| EXERCISE PROMPT |
Repeat the whole listing exactly.

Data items
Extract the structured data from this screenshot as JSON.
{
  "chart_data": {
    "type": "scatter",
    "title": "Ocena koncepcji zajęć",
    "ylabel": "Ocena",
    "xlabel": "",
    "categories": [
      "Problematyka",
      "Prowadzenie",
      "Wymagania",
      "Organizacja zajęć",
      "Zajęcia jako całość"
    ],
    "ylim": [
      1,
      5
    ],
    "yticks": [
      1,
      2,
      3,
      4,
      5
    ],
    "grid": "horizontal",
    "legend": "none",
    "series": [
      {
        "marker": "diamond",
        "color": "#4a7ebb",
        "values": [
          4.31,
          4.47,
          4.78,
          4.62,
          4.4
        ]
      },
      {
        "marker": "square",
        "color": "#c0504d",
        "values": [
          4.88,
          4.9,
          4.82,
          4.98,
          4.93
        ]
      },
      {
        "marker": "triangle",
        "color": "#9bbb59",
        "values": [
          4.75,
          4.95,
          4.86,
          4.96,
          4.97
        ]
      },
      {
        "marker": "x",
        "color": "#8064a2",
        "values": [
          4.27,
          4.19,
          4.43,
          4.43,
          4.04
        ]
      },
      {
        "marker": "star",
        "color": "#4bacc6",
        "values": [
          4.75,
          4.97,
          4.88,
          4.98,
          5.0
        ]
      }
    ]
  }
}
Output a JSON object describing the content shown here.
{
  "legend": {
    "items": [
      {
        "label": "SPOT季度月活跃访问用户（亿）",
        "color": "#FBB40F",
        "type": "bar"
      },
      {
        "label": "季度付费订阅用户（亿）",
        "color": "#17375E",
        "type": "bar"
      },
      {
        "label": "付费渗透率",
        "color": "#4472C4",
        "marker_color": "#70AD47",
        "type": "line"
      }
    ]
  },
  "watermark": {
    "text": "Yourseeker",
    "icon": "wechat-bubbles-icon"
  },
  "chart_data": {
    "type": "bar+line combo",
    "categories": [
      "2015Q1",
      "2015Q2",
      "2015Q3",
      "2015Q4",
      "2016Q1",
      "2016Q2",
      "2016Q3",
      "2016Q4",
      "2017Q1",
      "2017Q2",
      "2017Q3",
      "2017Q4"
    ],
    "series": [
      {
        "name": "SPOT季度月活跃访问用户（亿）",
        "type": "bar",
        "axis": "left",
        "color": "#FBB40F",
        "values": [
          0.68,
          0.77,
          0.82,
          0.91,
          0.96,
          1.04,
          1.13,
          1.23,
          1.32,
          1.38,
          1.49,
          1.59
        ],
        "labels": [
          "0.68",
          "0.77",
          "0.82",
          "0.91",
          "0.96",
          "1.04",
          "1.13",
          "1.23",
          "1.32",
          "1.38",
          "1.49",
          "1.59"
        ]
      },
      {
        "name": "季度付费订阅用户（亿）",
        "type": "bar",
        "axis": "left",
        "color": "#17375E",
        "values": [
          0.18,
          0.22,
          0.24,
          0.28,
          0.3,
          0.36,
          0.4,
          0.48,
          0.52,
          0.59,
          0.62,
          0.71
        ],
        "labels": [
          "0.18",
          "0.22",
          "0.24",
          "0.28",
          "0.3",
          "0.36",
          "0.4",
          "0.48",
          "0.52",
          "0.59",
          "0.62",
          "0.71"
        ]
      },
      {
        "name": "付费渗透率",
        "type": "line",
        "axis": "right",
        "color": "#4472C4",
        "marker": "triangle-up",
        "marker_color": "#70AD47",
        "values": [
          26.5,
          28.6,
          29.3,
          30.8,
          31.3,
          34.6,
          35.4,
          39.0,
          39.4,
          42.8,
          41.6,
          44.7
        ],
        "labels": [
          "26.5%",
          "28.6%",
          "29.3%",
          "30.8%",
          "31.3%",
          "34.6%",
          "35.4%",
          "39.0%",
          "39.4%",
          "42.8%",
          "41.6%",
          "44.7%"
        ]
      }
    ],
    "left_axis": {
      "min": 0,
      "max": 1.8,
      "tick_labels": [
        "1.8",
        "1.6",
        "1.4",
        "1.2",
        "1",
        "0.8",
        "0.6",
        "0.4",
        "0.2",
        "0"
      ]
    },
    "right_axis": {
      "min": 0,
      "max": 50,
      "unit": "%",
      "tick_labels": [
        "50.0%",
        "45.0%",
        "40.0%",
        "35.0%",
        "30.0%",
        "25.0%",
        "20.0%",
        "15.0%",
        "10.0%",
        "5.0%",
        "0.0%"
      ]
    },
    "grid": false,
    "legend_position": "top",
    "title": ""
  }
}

| SOLVED PROBLEM |
Extract the structured data from this screenshot as JSON.
{
  "chart_data": {
    "type": "scatter",
    "title": "Ocena koncepcji zajęć",
    "ylabel": "Ocena",
    "xlabel": "",
    "categories": [
      "Problematyka",
      "Prowadzenie",
      "Wymagania",
      "Organizacja zajęć",
      "Zajęcia jako całość"
    ],
    "ylim": [
      1,
      5
    ],
    "yticks": [
      1,
      2,
      3,
      4,
      5
    ],
    "grid": "horizontal",
    "legend": "none",
    "series": [
      {
        "marker": "diamond",
        "color": "#4a7ebb",
        "values": [
          4.31,
          4.47,
          4.78,
          4.62,
          4.4
        ]
      },
      {
        "marker": "square",
        "color": "#c0504d",
        "values": [
          4.88,
          4.9,
          4.82,
          4.98,
          4.93
        ]
      },
      {
        "marker": "triangle",
        "color": "#9bbb59",
        "values": [
          4.75,
          4.95,
          4.86,
          4.96,
          4.97
        ]
      },
      {
        "marker": "x",
        "color": "#8064a2",
        "values": [
          4.27,
          4.19,
          4.43,
          4.43,
          4.04
        ]
      },
      {
        "marker": "star",
        "color": "#4bacc6",
        "values": [
          4.75,
          4.97,
          4.88,
          4.98,
          5.0
        ]
      }
    ]
  }
}
Output a JSON object describing the content shown here.
{
  "legend": {
    "items": [
      {
        "label": "SPOT季度月活跃访问用户（亿）",
        "color": "#FBB40F",
        "type": "bar"
      },
      {
        "label": "季度付费订阅用户（亿）",
        "color": "#17375E",
        "type": "bar"
      },
      {
        "label": "付费渗透率",
        "color": "#4472C4",
        "marker_color": "#70AD47",
        "type": "line"
      }
    ]
  },
  "watermark": {
    "text": "Yourseeker",
    "icon": "wechat-bubbles-icon"
  },
  "chart_data": {
    "type": "bar+line combo",
    "categories": [
      "2015Q1",
      "2015Q2",
      "2015Q3",
      "2015Q4",
      "2016Q1",
      "2016Q2",
      "2016Q3",
      "2016Q4",
      "2017Q1",
      "2017Q2",
      "2017Q3",
      "2017Q4"
    ],
    "series": [
      {
        "name": "SPOT季度月活跃访问用户（亿）",
        "type": "bar",
        "axis": "left",
        "color": "#FBB40F",
        "values": [
          0.68,
          0.77,
          0.82,
          0.91,
          0.96,
          1.04,
          1.13,
          1.23,
          1.32,
          1.38,
          1.49,
          1.59
        ],
        "labels": [
          "0.68",
          "0.77",
          "0.82",
          "0.91",
          "0.96",
          "1.04",
          "1.13",
          "1.23",
          "1.32",
          "1.38",
          "1.49",
          "1.59"
        ]
      },
      {
        "name": "季度付费订阅用户（亿）",
        "type": "bar",
        "axis": "left",
        "color": "#17375E",
        "values": [
          0.18,
          0.22,
          0.24,
          0.28,
          0.3,
          0.36,
          0.4,
          0.48,
          0.52,
          0.59,
          0.62,
          0.71
        ],
        "labels": [
          "0.18",
          "0.22",
          "0.24",
          "0.28",
          "0.3",
          "0.36",
          "0.4",
          "0.48",
          "0.52",
          "0.59",
          "0.62",
          "0.71"
        ]
      },
      {
        "name": "付费渗透率",
        "type": "line",
        "axis": "right",
        "color": "#4472C4",
        "marker": "triangle-up",
        "marker_color": "#70AD47",
        "values": [
          26.5,
          28.6,
          29.3,
          30.8,
          31.3,
          34.6,
          35.4,
          39.0,
          39.4,
          42.8,
          41.6,
          44.7
        ],
        "labels": [
          "26.5%",
          "28.6%",
          "29.3%",
          "30.8%",
          "31.3%",
          "34.6%",
          "35.4%",
          "39.0%",
          "39.4%",
          "42.8%",
          "41.6%",
          "44.7%"
        ]
      }
    ],
    "left_axis": {
      "min": 0,
      "max": 1.8,
      "tick_labels": [
        "1.8",
        "1.6",
        "1.4",
        "1.2",
        "1",
        "0.8",
        "0.6",
        "0.4",
        "0.2",
        "0"
      ]
    },
    "right_axis": {
      "min": 0,
      "max": 50,
      "unit": "%",
      "tick_labels": [
        "50.0%",
        "45.0%",
        "40.0%",
        "35.0%",
        "30.0%",
        "25.0%",
        "20.0%",
        "15.0%",
        "10.0%",
        "5.0%",
        "0.0%"
      ]
    },
    "grid": false,
    "legend_position": "top",
    "title": ""
  }
}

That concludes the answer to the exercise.